What is needed
Go through the entries below and copy each line containing the word "data".
======== Extracted information ========
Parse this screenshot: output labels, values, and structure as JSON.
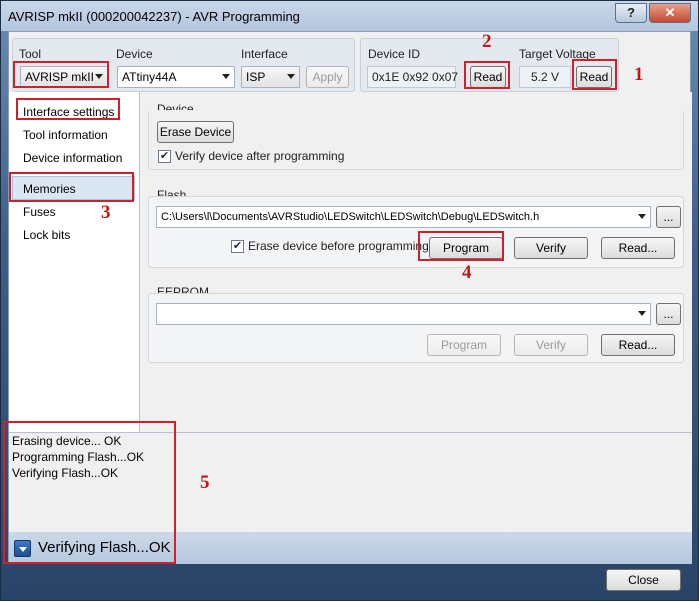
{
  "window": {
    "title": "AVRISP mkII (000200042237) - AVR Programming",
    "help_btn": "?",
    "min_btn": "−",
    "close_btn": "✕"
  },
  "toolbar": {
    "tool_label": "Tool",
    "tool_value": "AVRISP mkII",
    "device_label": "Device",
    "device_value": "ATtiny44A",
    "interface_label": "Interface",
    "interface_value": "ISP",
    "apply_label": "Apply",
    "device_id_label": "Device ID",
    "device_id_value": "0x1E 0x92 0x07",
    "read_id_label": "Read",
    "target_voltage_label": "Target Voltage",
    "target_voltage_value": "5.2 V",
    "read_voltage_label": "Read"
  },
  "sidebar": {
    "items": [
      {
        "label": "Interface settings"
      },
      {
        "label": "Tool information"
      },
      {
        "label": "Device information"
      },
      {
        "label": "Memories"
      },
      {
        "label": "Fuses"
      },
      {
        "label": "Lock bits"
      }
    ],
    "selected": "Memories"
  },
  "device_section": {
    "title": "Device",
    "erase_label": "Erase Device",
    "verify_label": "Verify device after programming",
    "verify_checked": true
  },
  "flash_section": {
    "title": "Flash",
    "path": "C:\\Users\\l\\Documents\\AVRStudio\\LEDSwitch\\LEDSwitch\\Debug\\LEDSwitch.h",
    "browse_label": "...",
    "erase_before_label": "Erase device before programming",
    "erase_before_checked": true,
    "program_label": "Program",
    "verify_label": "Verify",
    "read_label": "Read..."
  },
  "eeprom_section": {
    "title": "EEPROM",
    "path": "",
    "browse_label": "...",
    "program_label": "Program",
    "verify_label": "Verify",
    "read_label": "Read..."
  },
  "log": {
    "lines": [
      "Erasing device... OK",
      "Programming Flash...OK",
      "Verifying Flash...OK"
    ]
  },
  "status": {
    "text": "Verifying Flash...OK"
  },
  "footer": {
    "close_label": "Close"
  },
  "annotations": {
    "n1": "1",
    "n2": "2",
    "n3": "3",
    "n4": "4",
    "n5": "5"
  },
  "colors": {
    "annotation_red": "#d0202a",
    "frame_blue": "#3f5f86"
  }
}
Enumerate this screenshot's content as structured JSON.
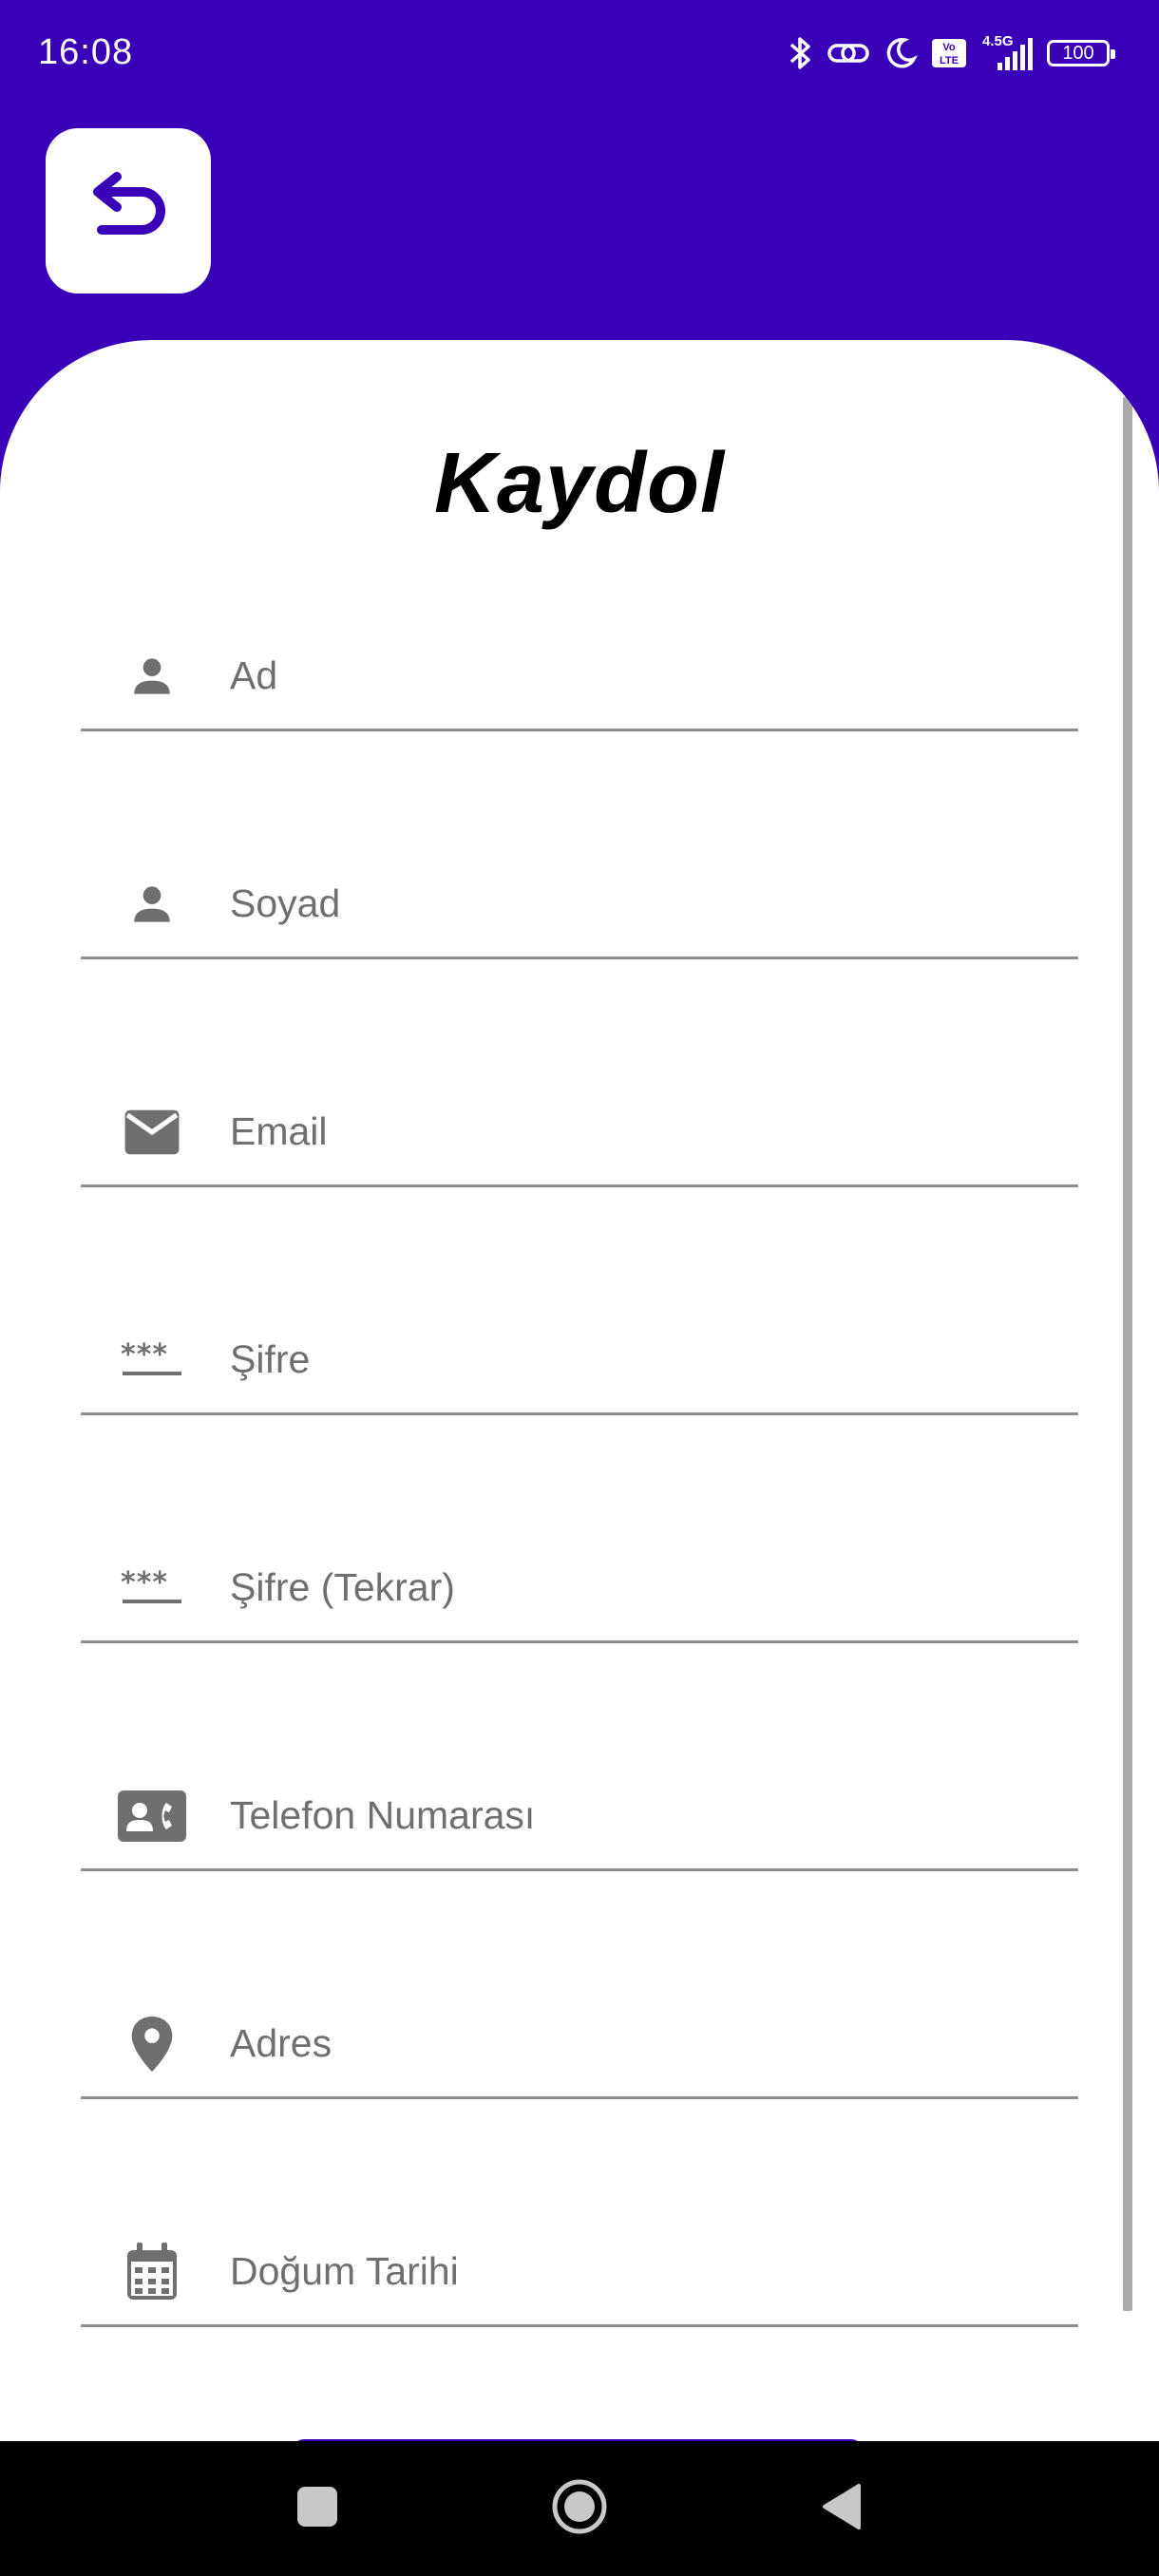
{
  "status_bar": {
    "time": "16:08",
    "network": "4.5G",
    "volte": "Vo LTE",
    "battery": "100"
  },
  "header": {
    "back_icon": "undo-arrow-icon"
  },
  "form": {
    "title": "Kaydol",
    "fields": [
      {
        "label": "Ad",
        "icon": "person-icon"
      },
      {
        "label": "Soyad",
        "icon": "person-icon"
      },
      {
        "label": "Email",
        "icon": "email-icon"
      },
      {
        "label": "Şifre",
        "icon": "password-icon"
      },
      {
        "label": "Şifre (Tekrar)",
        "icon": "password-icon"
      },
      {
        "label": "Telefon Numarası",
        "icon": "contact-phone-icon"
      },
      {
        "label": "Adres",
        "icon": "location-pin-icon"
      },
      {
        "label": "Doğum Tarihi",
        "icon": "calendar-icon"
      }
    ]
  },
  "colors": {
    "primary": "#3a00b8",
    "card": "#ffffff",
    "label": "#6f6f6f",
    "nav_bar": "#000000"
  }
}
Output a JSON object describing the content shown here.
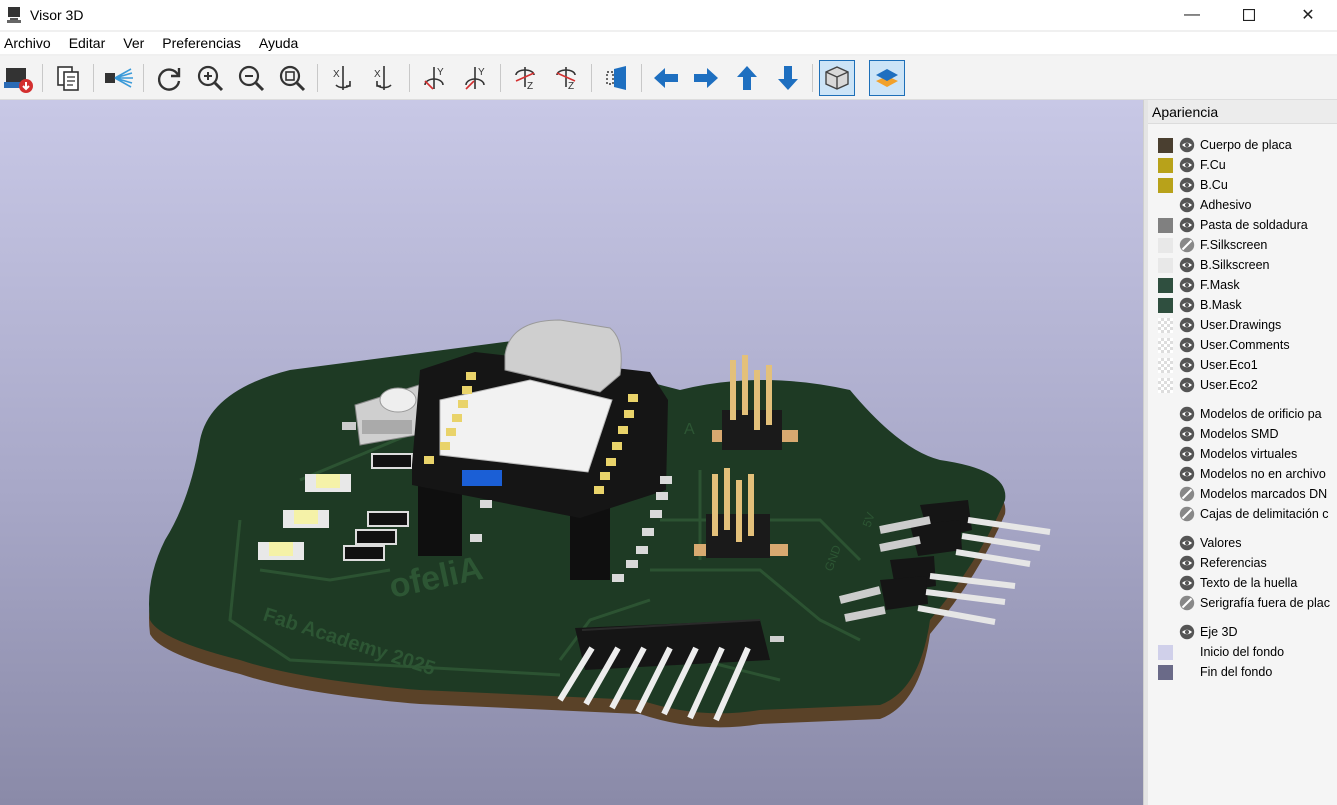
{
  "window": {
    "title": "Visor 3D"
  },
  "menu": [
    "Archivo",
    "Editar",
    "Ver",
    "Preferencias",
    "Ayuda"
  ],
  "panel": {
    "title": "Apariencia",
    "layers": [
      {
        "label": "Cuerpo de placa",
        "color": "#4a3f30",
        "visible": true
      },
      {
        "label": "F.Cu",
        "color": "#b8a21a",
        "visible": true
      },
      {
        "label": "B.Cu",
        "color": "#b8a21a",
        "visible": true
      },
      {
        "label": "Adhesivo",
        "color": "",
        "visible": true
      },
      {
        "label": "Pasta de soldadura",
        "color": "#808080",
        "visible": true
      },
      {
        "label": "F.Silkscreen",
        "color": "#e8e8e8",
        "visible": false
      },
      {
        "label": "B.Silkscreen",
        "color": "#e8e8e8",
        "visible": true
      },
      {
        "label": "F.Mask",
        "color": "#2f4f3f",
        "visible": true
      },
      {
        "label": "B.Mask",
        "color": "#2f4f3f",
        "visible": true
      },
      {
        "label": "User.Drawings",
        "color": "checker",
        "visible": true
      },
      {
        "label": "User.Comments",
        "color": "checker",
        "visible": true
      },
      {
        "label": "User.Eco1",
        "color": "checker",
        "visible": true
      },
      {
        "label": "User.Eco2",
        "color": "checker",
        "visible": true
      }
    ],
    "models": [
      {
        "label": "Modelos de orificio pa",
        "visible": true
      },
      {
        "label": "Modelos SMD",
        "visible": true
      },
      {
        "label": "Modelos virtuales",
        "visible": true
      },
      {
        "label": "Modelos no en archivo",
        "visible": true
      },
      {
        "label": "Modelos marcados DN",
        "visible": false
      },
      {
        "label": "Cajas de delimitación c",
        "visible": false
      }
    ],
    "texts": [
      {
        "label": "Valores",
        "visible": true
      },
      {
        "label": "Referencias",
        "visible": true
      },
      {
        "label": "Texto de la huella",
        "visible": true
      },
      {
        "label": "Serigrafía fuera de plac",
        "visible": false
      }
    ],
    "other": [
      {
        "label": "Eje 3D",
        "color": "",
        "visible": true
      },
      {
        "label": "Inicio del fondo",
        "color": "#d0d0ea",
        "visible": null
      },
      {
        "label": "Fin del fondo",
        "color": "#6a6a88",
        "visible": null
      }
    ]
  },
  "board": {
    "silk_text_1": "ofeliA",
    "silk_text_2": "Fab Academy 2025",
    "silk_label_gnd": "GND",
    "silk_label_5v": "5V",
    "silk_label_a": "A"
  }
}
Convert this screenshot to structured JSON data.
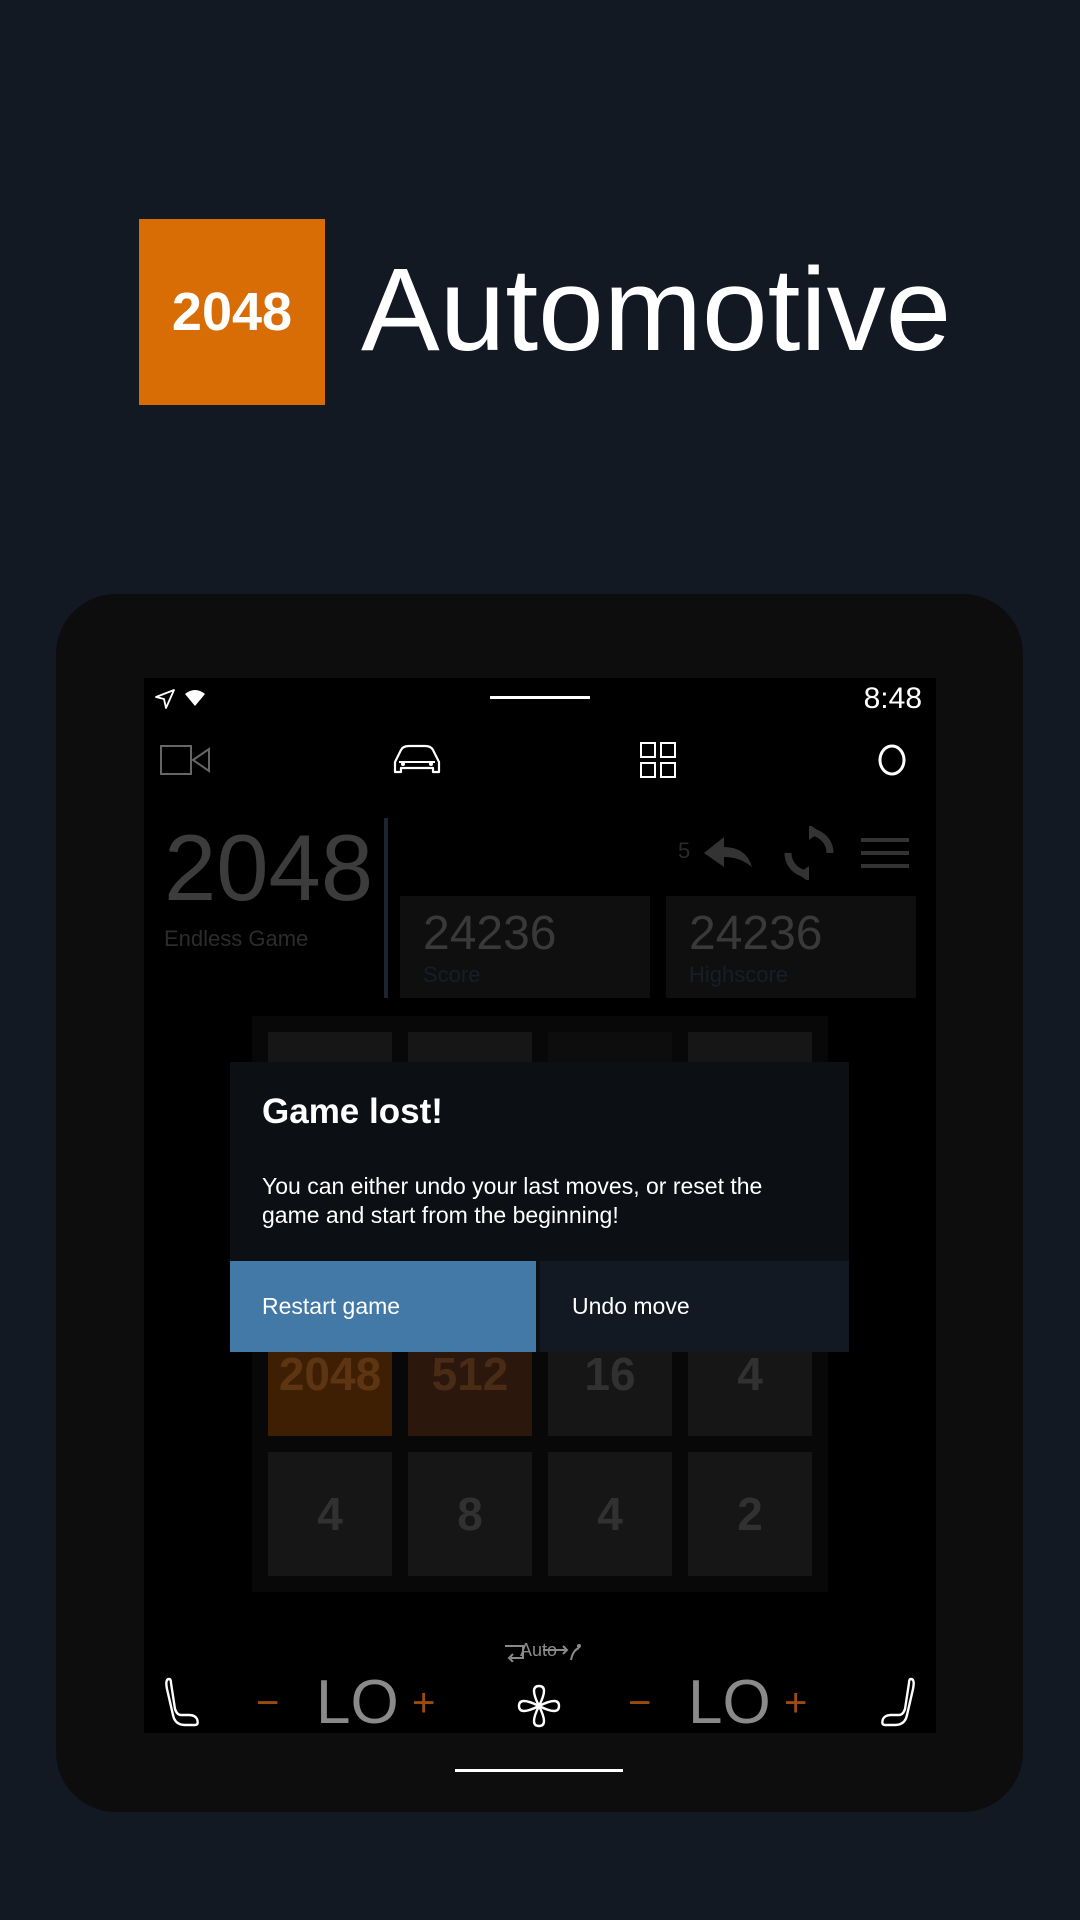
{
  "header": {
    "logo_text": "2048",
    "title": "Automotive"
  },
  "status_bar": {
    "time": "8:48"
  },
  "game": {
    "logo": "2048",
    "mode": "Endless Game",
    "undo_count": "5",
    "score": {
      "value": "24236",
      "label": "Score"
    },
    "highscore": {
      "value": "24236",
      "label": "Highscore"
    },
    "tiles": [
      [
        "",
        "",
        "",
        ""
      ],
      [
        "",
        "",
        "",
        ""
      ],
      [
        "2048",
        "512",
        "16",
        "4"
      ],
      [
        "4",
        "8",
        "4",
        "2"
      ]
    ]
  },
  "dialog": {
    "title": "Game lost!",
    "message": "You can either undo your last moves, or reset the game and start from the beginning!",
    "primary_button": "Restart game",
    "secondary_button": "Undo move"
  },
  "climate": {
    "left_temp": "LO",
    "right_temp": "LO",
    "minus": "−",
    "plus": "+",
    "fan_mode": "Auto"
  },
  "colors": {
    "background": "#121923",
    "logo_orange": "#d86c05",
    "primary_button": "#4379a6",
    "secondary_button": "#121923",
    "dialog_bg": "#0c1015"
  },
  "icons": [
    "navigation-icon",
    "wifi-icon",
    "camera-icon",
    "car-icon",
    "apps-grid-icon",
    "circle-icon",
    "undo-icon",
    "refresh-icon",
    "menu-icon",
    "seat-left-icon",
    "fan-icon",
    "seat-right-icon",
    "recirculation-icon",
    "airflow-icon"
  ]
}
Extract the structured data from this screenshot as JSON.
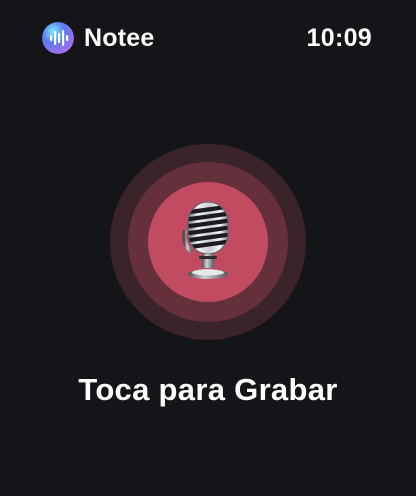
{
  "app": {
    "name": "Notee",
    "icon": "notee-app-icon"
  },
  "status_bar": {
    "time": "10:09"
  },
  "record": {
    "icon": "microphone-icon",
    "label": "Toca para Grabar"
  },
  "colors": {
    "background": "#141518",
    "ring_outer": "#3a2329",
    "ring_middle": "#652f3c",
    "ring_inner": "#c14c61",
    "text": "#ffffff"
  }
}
========
Answer to this problem
Convert this screenshot to structured JSON data.
Extract the structured data from this screenshot as JSON.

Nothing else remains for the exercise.